Paul Pressler Disgraced Christian Conservative Leader Dies at 94
The first thing I thought when I saw this was, “how must this obituary headline make his family, siblings, children, grandchildren feel? Did he ever consider that as he was sexually abusing people? I guess not!
People who sexually abuse others seem to have the common characteristic of believing that their actions are sufficiently hidden from view to avoid being nailed. That they are too smart & clever to be caught. Actually, the unfortunate fact is that depending on how clever, intelligent and conniving a perpetrator is, it can take a long time! In fact, we’ve seen plenty of cases where years pass before the “light” finally exposes them. But when it does…
Paul Pressler! You were in the position to do tremendous good and leave a wonderful legacy that your parents, siblings and future generations would be proud of and inspired by. Instead you made really bad choices Paul. Hopefully you being revealed will stop others from thinking they too are impervious. Hopefully they will make better decisions! Its all about our decisions Paul. Nobody forced you. Shame, shame, shame!
I just wonder how many times that the words “What Goes Around Comes Around,” came out of your mouth. I’d bet it was many. Yet you missed that those words also applied to you! A shame on many levels
Find Rob’s book & ebook “What Goes Around Comes Around – A Guide To How Life REALLY Works” at Amazon or Audible
Kirkus Reviews says:
A stable, nonpreachy, objective voice makes the book stand apart from others in the genre. A successful guide that uses anecdotes of real human experiences to reveal powerful truths about life.
Paul Pressler, Disgraced Christian Conservative Leader, Dies at 94
A former judge, he helped steer the Southern Baptist Convention to the right. But at least seven men accused him of sexual abuse.
Paul Pressler, a former Houston appeals court judge who spent decades helping conservatives gain control of the Southern Baptist Convention, the country’s largest Protestant denomination, only to become an embarrassment to its leaders after as many as seven men accused him of sexual abuse, died on June 7. He was 94.
His death was not announced publicly. It was first reported on Saturday by the Christian news outlet Baptist News Global. It was confirmed by Dignity Memorial, a funeral home chain, which did not say where he died.
Judge Pressler died four days before the Southern Baptist Convention held its annual meeting in Indianapolis, where nothing was said about the death, Baptist News Global reported.
Judge Pressler was instrumental in building an internal grass-roots movement that in recent decades moved the denomination toward adopting theological and social positions that were strikingly more conservative than those held in the 1950s, ’60s and ’70s. They include opposing abortion and same-sex marriage, forbidding women to serve as head pastors and interpreting the Bible literally.
Startled by the liberal theology he found in churches while attending boarding school at Phillips Exeter Academy in New Hampshire and later at Princeton University, Judge Pressler, as he wrote in his autobiography, spent the rest of his life trying to root out Christian teaching that he considered biblically unsupported. He used the word liberal to describe a belief that the Bible could contain errors, while he believed a conservative was someone who believed that the Bible was written by God, free of error.

• **SET PROBLEM**
Copy the blog post between "Paul Pressler Disgraced" and "I guess not!", inclusive, replacing "headline" with "title".

• **RECORD SET**

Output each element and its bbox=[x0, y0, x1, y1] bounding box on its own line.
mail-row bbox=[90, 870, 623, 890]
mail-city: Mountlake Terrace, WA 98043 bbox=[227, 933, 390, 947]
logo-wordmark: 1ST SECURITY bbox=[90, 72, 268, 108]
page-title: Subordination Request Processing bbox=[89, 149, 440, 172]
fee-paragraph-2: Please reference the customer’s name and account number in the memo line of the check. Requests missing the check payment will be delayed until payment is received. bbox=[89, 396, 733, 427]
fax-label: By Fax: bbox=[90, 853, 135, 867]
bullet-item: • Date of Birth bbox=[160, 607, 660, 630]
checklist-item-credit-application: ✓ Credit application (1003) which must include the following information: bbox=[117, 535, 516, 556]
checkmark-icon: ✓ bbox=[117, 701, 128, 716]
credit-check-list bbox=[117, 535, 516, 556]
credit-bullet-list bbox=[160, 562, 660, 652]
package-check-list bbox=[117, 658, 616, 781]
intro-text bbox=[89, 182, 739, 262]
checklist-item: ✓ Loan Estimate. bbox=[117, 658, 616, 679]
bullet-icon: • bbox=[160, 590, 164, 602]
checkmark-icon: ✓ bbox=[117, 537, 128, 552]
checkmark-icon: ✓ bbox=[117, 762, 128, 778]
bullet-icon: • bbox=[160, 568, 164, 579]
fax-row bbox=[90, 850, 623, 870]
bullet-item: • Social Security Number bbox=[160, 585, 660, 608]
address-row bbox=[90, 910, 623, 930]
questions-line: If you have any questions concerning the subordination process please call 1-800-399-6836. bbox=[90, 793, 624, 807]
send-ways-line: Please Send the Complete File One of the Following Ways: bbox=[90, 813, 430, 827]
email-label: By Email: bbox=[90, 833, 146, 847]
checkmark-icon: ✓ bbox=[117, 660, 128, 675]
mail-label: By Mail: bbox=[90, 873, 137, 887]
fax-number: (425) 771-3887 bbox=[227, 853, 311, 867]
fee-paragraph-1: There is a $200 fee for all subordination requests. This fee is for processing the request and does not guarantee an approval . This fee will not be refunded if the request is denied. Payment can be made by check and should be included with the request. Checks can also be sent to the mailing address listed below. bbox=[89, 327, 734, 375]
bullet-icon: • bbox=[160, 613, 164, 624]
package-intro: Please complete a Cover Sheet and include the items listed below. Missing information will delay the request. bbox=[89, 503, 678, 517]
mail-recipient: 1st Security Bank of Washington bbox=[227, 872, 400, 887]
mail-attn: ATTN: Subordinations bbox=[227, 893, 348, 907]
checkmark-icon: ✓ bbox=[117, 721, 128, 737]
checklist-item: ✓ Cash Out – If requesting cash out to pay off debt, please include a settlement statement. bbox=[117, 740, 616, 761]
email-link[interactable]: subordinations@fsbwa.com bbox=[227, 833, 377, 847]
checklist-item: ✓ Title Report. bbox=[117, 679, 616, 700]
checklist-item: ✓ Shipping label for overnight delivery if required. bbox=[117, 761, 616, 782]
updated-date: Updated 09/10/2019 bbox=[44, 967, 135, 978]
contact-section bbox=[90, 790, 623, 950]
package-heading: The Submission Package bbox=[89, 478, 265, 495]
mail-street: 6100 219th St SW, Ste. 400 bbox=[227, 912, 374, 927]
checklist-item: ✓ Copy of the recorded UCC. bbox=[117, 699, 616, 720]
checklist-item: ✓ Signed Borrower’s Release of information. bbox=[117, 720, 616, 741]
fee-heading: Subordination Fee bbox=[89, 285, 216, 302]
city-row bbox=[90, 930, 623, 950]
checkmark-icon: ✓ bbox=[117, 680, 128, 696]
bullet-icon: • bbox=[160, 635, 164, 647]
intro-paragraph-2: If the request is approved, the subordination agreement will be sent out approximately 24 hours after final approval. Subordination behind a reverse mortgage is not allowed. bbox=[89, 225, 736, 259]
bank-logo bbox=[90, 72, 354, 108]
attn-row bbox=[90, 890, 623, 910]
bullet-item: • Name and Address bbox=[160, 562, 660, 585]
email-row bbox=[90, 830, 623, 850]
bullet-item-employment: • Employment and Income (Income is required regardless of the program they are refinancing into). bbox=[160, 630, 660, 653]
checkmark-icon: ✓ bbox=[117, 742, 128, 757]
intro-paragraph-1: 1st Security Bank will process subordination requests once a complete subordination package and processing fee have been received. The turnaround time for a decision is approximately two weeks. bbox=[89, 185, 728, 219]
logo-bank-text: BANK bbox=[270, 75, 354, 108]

• **CORRECT RESULT**
Paul Pressler Disgraced Christian Conservative Leader Dies at 94
The first thing I thought when I saw this was, “how must this obituary title make his family, siblings, children, grandchildren feel? Did he ever consider that as he was sexually abusing people? I guess not!